Raw records
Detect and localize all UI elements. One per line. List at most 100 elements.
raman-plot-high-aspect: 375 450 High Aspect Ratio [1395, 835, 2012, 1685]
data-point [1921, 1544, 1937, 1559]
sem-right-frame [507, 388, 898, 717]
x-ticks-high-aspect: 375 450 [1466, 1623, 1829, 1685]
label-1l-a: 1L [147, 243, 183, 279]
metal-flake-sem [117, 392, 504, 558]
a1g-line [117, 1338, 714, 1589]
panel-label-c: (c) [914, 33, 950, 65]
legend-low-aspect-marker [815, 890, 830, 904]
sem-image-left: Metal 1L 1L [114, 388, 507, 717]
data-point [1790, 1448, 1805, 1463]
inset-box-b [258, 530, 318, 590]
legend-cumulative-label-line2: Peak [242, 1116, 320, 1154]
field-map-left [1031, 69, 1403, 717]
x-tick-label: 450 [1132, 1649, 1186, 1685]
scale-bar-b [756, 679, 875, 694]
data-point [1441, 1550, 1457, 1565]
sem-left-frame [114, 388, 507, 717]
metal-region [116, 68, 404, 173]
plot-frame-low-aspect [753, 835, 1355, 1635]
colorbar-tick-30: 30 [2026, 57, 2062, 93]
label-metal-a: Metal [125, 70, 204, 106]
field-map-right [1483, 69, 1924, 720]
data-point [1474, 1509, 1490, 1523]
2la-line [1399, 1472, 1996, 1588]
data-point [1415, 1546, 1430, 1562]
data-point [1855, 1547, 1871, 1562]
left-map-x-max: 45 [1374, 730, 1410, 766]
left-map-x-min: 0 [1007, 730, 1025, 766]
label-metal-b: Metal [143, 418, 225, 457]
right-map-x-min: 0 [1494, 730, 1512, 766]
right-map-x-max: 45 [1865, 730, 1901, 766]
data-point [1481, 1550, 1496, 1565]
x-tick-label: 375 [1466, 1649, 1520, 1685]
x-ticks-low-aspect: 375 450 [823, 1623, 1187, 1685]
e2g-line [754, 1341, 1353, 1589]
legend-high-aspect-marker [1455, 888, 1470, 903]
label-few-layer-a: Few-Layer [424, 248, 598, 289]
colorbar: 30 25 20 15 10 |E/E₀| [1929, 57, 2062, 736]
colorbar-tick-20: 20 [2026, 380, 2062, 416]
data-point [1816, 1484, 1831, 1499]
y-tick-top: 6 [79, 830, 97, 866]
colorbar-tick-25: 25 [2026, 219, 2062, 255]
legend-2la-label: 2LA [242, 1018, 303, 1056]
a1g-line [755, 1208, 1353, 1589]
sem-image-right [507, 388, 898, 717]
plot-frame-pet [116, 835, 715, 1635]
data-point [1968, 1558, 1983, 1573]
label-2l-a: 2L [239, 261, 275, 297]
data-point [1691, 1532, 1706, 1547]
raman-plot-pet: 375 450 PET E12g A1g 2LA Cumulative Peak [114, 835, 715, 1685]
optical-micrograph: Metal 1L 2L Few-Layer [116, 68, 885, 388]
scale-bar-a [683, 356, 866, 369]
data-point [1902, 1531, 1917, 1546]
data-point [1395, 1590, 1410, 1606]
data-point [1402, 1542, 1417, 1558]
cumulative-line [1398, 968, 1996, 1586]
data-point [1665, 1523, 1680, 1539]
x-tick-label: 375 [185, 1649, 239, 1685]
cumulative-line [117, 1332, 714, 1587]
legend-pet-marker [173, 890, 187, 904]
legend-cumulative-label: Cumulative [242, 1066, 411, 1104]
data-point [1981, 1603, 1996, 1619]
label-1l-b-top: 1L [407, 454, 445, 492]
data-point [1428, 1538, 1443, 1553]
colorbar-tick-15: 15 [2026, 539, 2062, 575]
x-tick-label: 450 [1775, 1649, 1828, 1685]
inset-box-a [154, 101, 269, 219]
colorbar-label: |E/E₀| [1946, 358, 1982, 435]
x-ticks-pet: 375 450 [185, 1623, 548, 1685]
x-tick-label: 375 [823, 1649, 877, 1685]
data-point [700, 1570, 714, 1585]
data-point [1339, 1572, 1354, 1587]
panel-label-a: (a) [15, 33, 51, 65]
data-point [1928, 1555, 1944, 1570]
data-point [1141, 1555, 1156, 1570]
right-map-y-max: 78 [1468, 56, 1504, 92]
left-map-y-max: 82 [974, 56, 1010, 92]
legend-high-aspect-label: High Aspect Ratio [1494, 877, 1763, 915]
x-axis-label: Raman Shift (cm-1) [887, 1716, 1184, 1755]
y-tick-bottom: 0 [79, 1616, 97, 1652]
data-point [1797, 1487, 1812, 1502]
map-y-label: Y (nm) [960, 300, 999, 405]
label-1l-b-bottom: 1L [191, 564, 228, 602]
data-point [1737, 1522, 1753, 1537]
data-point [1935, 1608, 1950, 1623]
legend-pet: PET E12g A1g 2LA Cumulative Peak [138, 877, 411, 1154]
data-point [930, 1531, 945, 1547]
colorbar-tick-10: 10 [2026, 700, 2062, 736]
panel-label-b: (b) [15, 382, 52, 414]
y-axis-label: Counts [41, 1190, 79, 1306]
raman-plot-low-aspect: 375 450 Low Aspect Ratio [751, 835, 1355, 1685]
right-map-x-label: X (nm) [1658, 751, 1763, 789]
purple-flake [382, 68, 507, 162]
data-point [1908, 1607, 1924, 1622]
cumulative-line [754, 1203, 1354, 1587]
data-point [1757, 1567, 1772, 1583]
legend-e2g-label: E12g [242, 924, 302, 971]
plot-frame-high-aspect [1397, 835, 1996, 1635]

Task directions: Express the lines above as a JSON list of strings, with one string per line and no blank lines.

Result of the task:
[
  "Detect and localize all UI elements. One per line. List at most 100 elements.",
  "raman-plot-high-aspect: 375 450 High Aspect Ratio [1395, 835, 2012, 1685]",
  "data-point [1921, 1544, 1937, 1559]",
  "sem-right-frame [507, 388, 898, 717]",
  "x-ticks-high-aspect: 375 450 [1466, 1623, 1829, 1685]",
  "label-1l-a: 1L [147, 243, 183, 279]",
  "metal-flake-sem [117, 392, 504, 558]",
  "a1g-line [117, 1338, 714, 1589]",
  "panel-label-c: (c) [914, 33, 950, 65]",
  "legend-low-aspect-marker [815, 890, 830, 904]",
  "sem-image-left: Metal 1L 1L [114, 388, 507, 717]",
  "data-point [1790, 1448, 1805, 1463]",
  "inset-box-b [258, 530, 318, 590]",
  "legend-cumulative-label-line2: Peak [242, 1116, 320, 1154]",
  "field-map-left [1031, 69, 1403, 717]",
  "x-tick-label: 450 [1132, 1649, 1186, 1685]",
  "scale-bar-b [756, 679, 875, 694]",
  "data-point [1441, 1550, 1457, 1565]",
  "sem-left-frame [114, 388, 507, 717]",
  "metal-region [116, 68, 404, 173]",
  "plot-frame-low-aspect [753, 835, 1355, 1635]",
  "colorbar-tick-30: 30 [2026, 57, 2062, 93]",
  "label-metal-a: Metal [125, 70, 204, 106]",
  "field-map-right [1483, 69, 1924, 720]",
  "data-point [1474, 1509, 1490, 1523]",
  "2la-line [1399, 1472, 1996, 1588]",
  "data-point [1415, 1546, 1430, 1562]",
  "data-point [1855, 1547, 1871, 1562]",
  "left-map-x-max: 45 [1374, 730, 1410, 766]",
  "left-map-x-min: 0 [1007, 730, 1025, 766]",
  "label-metal-b: Metal [143, 418, 225, 457]",
  "right-map-x-min: 0 [1494, 730, 1512, 766]",
  "right-map-x-max: 45 [1865, 730, 1901, 766]",
  "data-point [1481, 1550, 1496, 1565]",
  "x-tick-label: 375 [1466, 1649, 1520, 1685]",
  "x-ticks-low-aspect: 375 450 [823, 1623, 1187, 1685]",
  "e2g-line [754, 1341, 1353, 1589]",
  "legend-high-aspect-marker [1455, 888, 1470, 903]",
  "label-few-layer-a: Few-Layer [424, 248, 598, 289]",
  "colorbar: 30 25 20 15 10 |E/E₀| [1929, 57, 2062, 736]",
  "colorbar-tick-20: 20 [2026, 380, 2062, 416]",
  "data-point [1816, 1484, 1831, 1499]",
  "y-tick-top: 6 [79, 830, 97, 866]",
  "colorbar-tick-25: 25 [2026, 219, 2062, 255]",
  "legend-2la-label: 2LA [242, 1018, 303, 1056]",
  "a1g-line [755, 1208, 1353, 1589]",
  "sem-image-right [507, 388, 898, 717]",
  "plot-frame-pet [116, 835, 715, 1635]",
  "data-point [1968, 1558, 1983, 1573]",
  "label-2l-a: 2L [239, 261, 275, 297]",
  "data-point [1691, 1532, 1706, 1547]",
  "raman-plot-pet: 375 450 PET E12g A1g 2LA Cumulative Peak [114, 835, 715, 1685]",
  "optical-micrograph: Metal 1L 2L Few-Layer [116, 68, 885, 388]",
  "scale-bar-a [683, 356, 866, 369]",
  "data-point [1902, 1531, 1917, 1546]",
  "data-point [1395, 1590, 1410, 1606]",
  "data-point [1402, 1542, 1417, 1558]",
  "cumulative-line [1398, 968, 1996, 1586]",
  "data-point [1665, 1523, 1680, 1539]",
  "x-tick-label: 375 [185, 1649, 239, 1685]",
  "cumulative-line [117, 1332, 714, 1587]",
  "legend-pet-marker [173, 890, 187, 904]",
  "legend-cumulative-label: Cumulative [242, 1066, 411, 1104]",
  "data-point [1981, 1603, 1996, 1619]",
  "label-1l-b-top: 1L [407, 454, 445, 492]",
  "data-point [1428, 1538, 1443, 1553]",
  "colorbar-tick-15: 15 [2026, 539, 2062, 575]",
  "x-tick-label: 450 [1775, 1649, 1828, 1685]",
  "inset-box-a [154, 101, 269, 219]",
  "colorbar-label: |E/E₀| [1946, 358, 1982, 435]",
  "x-ticks-pet: 375 450 [185, 1623, 548, 1685]",
  "x-tick-label: 375 [823, 1649, 877, 1685]",
  "data-point [700, 1570, 714, 1585]",
  "data-point [1339, 1572, 1354, 1587]",
  "panel-label-a: (a) [15, 33, 51, 65]",
  "data-point [1928, 1555, 1944, 1570]",
  "data-point [1141, 1555, 1156, 1570]",
  "right-map-y-max: 78 [1468, 56, 1504, 92]",
  "left-map-y-max: 82 [974, 56, 1010, 92]",
  "legend-high-aspect-label: High Aspect Ratio [1494, 877, 1763, 915]",
  "x-axis-label: Raman Shift (cm-1) [887, 1716, 1184, 1755]",
  "y-tick-bottom: 0 [79, 1616, 97, 1652]",
  "data-point [1797, 1487, 1812, 1502]",
  "map-y-label: Y (nm) [960, 300, 999, 405]",
  "label-1l-b-bottom: 1L [191, 564, 228, 602]",
  "data-point [1737, 1522, 1753, 1537]",
  "data-point [1935, 1608, 1950, 1623]",
  "legend-pet: PET E12g A1g 2LA Cumulative Peak [138, 877, 411, 1154]",
  "data-point [930, 1531, 945, 1547]",
  "colorbar-tick-10: 10 [2026, 700, 2062, 736]",
  "panel-label-b: (b) [15, 382, 52, 414]",
  "y-axis-label: Counts [41, 1190, 79, 1306]",
  "raman-plot-low-aspect: 375 450 Low Aspect Ratio [751, 835, 1355, 1685]",
  "right-map-x-label: X (nm) [1658, 751, 1763, 789]",
  "purple-flake [382, 68, 507, 162]",
  "data-point [1908, 1607, 1924, 1622]",
  "cumulative-line [754, 1203, 1354, 1587]",
  "data-point [1757, 1567, 1772, 1583]",
  "legend-e2g-label: E12g [242, 924, 302, 971]",
  "plot-frame-high-aspect [1397, 835, 1996, 1635]"
]